TASK DIRECTIONS.
Render each line of the records below as a Markdown table with the columns No. and Text, numbering the rows and leaving out blank lines. Omit the pictures.
-- DATASET EXTRACT start --
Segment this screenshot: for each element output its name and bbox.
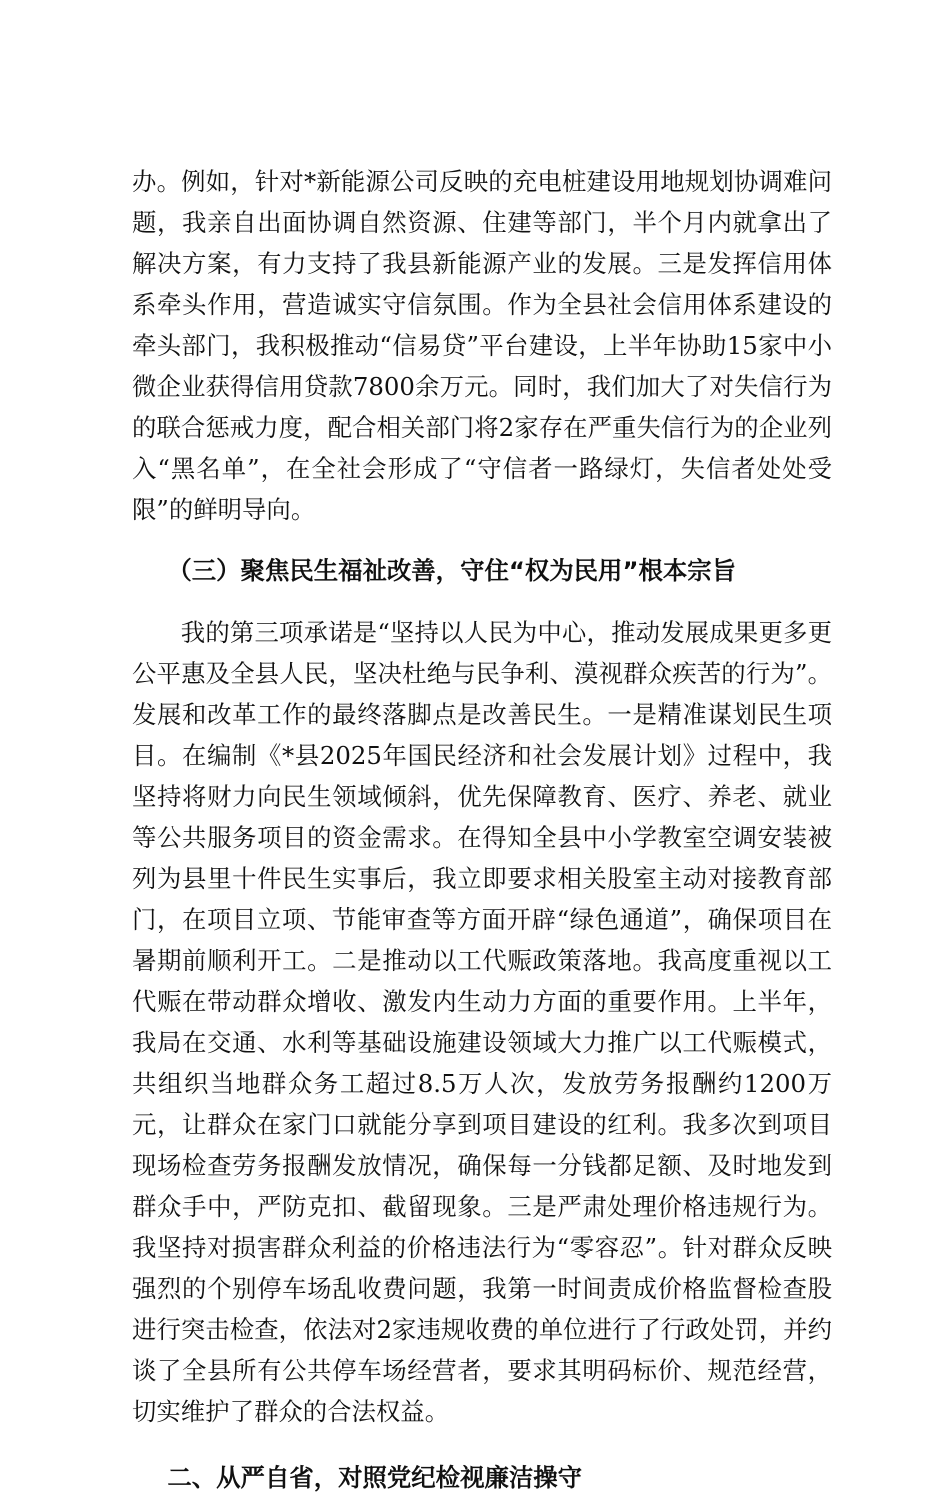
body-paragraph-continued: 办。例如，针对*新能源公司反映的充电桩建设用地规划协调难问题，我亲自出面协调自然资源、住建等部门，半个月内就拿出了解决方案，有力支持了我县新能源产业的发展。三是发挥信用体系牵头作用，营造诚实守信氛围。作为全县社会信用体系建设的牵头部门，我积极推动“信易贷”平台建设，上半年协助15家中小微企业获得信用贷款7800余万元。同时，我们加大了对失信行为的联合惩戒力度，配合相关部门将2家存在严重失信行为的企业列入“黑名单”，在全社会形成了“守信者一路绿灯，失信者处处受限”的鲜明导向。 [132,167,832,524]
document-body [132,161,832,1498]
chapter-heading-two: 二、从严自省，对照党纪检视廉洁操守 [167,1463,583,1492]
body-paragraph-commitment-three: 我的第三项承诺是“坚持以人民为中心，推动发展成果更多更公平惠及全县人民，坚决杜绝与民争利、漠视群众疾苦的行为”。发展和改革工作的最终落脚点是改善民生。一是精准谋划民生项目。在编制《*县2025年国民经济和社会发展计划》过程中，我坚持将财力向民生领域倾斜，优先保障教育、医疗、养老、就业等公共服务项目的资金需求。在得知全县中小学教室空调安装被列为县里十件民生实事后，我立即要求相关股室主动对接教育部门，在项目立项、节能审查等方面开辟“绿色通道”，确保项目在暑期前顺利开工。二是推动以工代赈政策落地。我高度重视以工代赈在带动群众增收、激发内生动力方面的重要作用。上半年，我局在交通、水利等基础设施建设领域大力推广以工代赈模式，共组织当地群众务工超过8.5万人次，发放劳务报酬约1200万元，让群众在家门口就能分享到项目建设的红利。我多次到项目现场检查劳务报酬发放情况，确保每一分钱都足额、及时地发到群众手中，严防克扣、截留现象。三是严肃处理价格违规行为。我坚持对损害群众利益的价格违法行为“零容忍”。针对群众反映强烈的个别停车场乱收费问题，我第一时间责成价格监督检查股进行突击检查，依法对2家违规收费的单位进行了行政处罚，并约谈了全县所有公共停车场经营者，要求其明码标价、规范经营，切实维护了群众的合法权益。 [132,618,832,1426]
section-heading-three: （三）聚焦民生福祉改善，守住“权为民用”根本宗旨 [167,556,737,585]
-- DATASET EXTRACT end --
TASK ANSWER.
| No. | Text |
|---|---|
| 1 | Segment this screenshot: for each element output its name and bbox. |
| 2 | body-paragraph-continued: 办。例如，针对*新能源公司反映的充电桩建设用地规划协调难问题，我亲自出面协调自然资源、住建等部门，半个月内就拿出了解决方案，有力支持了我县新能源产业的发展。三是发挥信用体系牵头作用，营造诚实守信氛围。作为全县社会信用体系建设的牵头部门，我积极推动“信易贷”平台建设，上半年协助15家中小微企业获得信用贷款7800余万元。同时，我们加大了对失信行为的联合惩戒力度，配合相关部门将2家存在严重失信行为的企业列入“黑名单”，在全社会形成了“守信者一路绿灯，失信者处处受限”的鲜明导向。 [132,167,832,524] |
| 3 | document-body [132,161,832,1498] |
| 4 | chapter-heading-two: 二、从严自省，对照党纪检视廉洁操守 [167,1463,583,1492] |
| 5 | body-paragraph-commitment-three: 我的第三项承诺是“坚持以人民为中心，推动发展成果更多更公平惠及全县人民，坚决杜绝与民争利、漠视群众疾苦的行为”。发展和改革工作的最终落脚点是改善民生。一是精准谋划民生项目。在编制《*县2025年国民经济和社会发展计划》过程中，我坚持将财力向民生领域倾斜，优先保障教育、医疗、养老、就业等公共服务项目的资金需求。在得知全县中小学教室空调安装被列为县里十件民生实事后，我立即要求相关股室主动对接教育部门，在项目立项、节能审查等方面开辟“绿色通道”，确保项目在暑期前顺利开工。二是推动以工代赈政策落地。我高度重视以工代赈在带动群众增收、激发内生动力方面的重要作用。上半年，我局在交通、水利等基础设施建设领域大力推广以工代赈模式，共组织当地群众务工超过8.5万人次，发放劳务报酬约1200万元，让群众在家门口就能分享到项目建设的红利。我多次到项目现场检查劳务报酬发放情况，确保每一分钱都足额、及时地发到群众手中，严防克扣、截留现象。三是严肃处理价格违规行为。我坚持对损害群众利益的价格违法行为“零容忍”。针对群众反映强烈的个别停车场乱收费问题，我第一时间责成价格监督检查股进行突击检查，依法对2家违规收费的单位进行了行政处罚，并约谈了全县所有公共停车场经营者，要求其明码标价、规范经营，切实维护了群众的合法权益。 [132,618,832,1426] |
| 6 | section-heading-three: （三）聚焦民生福祉改善，守住“权为民用”根本宗旨 [167,556,737,585] |